* **Required task**:
Locate and copy all lines bearing the word "percent".
^^^^
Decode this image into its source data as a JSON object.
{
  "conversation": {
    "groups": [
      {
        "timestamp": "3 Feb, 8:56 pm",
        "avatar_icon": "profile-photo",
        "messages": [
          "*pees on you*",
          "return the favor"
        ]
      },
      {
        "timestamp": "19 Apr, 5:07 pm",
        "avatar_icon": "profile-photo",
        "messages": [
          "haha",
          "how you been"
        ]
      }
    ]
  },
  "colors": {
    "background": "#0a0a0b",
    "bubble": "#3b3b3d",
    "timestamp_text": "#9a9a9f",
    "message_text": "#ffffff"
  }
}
^^^^
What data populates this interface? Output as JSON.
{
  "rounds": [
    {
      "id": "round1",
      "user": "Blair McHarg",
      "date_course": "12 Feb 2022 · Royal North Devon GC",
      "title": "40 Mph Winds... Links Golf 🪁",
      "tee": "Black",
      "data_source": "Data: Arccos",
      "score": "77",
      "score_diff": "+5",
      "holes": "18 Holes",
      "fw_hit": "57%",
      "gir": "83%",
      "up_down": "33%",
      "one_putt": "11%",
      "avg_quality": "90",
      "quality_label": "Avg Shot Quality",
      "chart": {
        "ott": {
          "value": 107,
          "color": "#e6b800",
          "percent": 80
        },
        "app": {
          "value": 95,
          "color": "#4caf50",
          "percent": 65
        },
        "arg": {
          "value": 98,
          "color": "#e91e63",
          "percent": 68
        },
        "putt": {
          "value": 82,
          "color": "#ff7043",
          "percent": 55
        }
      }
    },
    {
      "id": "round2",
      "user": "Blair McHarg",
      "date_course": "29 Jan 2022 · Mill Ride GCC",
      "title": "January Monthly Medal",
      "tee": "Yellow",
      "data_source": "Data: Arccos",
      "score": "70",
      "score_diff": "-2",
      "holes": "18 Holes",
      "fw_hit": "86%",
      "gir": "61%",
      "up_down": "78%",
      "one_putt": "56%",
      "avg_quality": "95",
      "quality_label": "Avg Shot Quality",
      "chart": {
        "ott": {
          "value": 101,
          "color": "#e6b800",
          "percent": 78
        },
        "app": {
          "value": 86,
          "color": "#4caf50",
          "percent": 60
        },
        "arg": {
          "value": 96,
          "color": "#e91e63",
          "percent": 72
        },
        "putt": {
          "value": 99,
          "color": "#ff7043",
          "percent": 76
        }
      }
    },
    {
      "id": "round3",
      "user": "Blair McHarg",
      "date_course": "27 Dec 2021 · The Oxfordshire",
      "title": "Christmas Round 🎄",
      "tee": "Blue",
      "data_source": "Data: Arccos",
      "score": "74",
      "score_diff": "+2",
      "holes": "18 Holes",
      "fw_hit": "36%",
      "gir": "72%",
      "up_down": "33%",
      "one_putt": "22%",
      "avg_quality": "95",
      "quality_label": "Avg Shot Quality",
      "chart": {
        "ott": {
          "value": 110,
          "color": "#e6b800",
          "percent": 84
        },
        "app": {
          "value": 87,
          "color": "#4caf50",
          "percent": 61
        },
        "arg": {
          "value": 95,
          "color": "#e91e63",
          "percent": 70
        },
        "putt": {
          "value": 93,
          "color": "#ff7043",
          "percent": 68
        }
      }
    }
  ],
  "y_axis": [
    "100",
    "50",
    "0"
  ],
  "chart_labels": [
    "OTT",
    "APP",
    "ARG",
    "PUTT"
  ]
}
^^^^
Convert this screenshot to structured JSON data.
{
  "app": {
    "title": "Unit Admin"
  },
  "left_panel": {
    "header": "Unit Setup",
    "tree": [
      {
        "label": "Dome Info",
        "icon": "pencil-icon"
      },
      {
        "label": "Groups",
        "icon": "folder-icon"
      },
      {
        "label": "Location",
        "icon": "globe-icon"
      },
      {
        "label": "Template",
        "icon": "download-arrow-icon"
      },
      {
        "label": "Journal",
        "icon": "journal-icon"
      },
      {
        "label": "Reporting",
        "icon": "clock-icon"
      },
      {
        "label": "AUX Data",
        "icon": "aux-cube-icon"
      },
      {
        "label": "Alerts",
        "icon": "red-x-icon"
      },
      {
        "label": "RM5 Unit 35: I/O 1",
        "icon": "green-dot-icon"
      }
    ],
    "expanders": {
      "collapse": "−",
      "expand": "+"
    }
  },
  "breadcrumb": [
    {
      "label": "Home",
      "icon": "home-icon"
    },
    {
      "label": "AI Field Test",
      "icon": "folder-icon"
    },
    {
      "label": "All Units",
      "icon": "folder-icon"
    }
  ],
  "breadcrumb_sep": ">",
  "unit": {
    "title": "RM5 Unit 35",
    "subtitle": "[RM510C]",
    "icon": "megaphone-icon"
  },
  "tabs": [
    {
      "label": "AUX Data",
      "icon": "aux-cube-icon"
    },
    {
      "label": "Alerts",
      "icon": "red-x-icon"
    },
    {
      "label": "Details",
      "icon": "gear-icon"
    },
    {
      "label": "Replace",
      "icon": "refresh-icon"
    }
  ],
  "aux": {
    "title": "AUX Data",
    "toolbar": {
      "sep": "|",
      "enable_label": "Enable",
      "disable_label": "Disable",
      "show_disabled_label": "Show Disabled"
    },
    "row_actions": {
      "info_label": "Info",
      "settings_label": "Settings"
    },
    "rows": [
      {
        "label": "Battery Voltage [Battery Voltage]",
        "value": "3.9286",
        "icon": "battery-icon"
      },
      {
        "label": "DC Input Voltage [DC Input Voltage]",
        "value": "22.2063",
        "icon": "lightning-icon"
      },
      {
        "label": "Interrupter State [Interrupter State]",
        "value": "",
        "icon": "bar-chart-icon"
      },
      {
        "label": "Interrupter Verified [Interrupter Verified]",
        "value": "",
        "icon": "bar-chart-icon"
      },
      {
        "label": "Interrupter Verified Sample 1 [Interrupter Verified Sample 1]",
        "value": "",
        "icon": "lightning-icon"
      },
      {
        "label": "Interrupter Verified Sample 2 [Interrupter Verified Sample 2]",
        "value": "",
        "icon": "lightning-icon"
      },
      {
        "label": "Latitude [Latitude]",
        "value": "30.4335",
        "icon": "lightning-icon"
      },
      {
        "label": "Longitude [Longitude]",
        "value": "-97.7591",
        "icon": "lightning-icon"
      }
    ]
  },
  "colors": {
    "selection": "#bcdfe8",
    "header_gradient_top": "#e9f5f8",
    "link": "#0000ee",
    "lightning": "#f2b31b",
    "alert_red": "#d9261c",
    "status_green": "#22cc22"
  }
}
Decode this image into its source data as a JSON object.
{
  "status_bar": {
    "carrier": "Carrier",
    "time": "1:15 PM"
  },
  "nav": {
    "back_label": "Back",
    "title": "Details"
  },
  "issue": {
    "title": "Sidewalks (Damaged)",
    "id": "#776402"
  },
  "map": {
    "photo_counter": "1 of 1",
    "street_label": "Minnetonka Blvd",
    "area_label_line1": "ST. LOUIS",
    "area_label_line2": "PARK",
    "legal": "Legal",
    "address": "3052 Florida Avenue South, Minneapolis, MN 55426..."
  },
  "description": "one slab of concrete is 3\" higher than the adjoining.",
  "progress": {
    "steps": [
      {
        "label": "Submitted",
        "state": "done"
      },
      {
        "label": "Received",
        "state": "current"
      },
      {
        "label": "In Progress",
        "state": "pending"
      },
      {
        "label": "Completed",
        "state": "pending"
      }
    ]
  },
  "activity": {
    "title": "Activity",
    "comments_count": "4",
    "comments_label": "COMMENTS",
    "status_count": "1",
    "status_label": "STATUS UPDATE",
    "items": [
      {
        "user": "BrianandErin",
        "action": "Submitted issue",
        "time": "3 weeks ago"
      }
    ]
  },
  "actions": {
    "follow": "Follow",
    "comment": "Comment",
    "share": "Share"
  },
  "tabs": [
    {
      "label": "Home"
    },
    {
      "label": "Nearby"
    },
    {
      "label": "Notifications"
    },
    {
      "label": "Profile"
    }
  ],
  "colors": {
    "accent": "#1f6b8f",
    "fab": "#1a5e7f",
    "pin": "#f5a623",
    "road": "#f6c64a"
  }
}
^^^^
* **Exercise result**:
          "percent": 80
          "percent": 65
          "percent": 68
          "percent": 55
          "percent": 78
          "percent": 60
          "percent": 72
          "percent": 76
          "percent": 84
          "percent": 61
          "percent": 70
          "percent": 68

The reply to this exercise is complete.